## [Exercise directions]
Every line of the records must be repeated exactly; pictures stay out.

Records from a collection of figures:
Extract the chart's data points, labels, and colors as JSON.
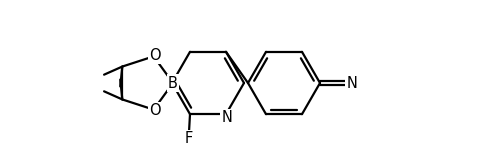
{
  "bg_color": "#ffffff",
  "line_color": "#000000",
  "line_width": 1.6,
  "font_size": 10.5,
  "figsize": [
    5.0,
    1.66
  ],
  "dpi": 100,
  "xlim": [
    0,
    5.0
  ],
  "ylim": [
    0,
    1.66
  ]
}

## [Task solution]
Extract the chart's data points, labels, and colors as JSON.
{
  "bg_color": "#ffffff",
  "line_color": "#000000",
  "line_width": 1.6,
  "font_size": 10.5,
  "figsize": [
    5.0,
    1.66
  ],
  "dpi": 100,
  "xlim": [
    0,
    5.0
  ],
  "ylim": [
    0,
    1.66
  ]
}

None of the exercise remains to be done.